Written task:
Repeat every record below exactly, omitting any pictures.

=== Input material ===

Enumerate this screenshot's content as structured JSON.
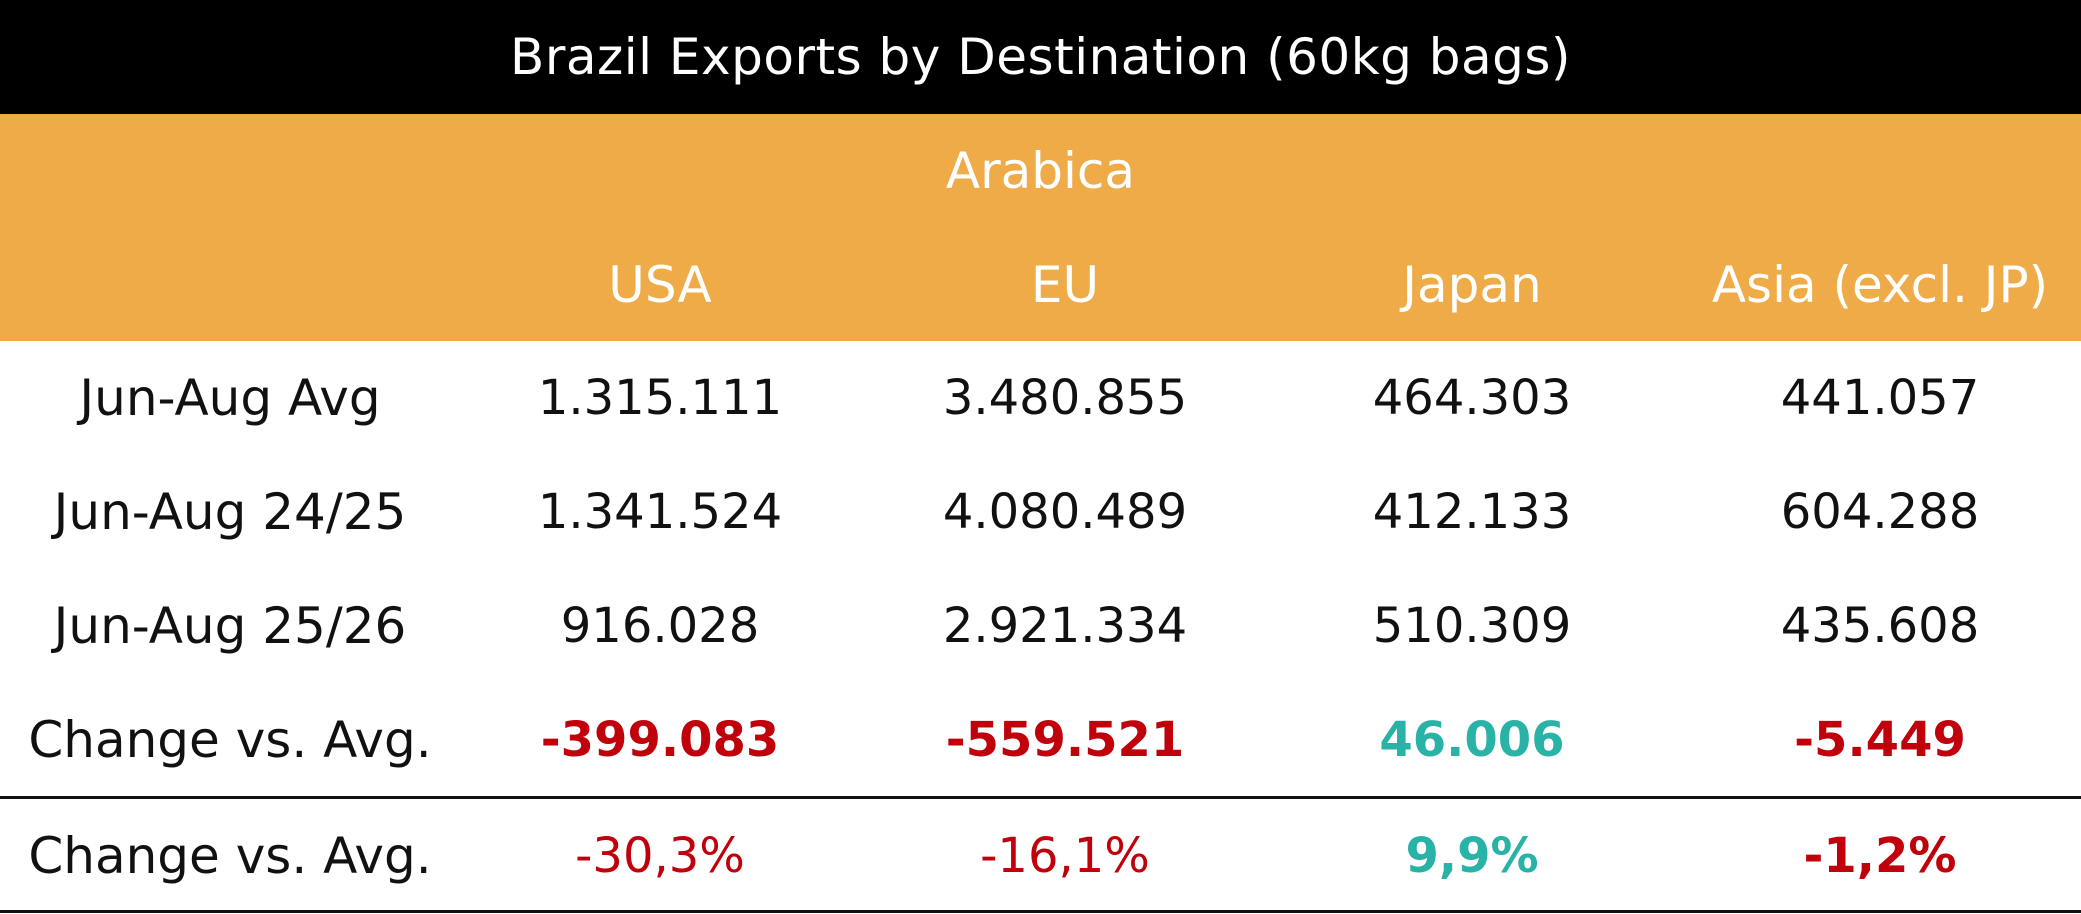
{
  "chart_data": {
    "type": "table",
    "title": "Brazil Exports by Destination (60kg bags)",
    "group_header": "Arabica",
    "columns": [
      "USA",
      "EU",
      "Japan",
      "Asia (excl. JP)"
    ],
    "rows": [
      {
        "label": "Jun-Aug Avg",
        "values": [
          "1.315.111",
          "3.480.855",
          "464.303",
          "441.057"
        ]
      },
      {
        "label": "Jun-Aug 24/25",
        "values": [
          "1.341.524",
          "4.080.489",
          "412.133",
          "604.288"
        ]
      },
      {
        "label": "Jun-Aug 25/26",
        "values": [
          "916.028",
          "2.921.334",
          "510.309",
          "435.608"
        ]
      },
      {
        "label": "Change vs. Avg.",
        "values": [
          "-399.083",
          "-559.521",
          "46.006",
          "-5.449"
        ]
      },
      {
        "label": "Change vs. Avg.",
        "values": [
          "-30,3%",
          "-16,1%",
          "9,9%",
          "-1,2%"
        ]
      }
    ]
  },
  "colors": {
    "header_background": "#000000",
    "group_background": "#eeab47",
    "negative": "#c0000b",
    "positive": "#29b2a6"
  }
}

===

Final result:
Enumerate this screenshot's content as structured JSON.
{
  "chart_data": {
    "type": "table",
    "title": "Brazil Exports by Destination (60kg bags)",
    "group_header": "Arabica",
    "columns": [
      "USA",
      "EU",
      "Japan",
      "Asia (excl. JP)"
    ],
    "rows": [
      {
        "label": "Jun-Aug Avg",
        "values": [
          "1.315.111",
          "3.480.855",
          "464.303",
          "441.057"
        ]
      },
      {
        "label": "Jun-Aug 24/25",
        "values": [
          "1.341.524",
          "4.080.489",
          "412.133",
          "604.288"
        ]
      },
      {
        "label": "Jun-Aug 25/26",
        "values": [
          "916.028",
          "2.921.334",
          "510.309",
          "435.608"
        ]
      },
      {
        "label": "Change vs. Avg.",
        "values": [
          "-399.083",
          "-559.521",
          "46.006",
          "-5.449"
        ]
      },
      {
        "label": "Change vs. Avg.",
        "values": [
          "-30,3%",
          "-16,1%",
          "9,9%",
          "-1,2%"
        ]
      }
    ]
  },
  "colors": {
    "header_background": "#000000",
    "group_background": "#eeab47",
    "negative": "#c0000b",
    "positive": "#29b2a6"
  }
}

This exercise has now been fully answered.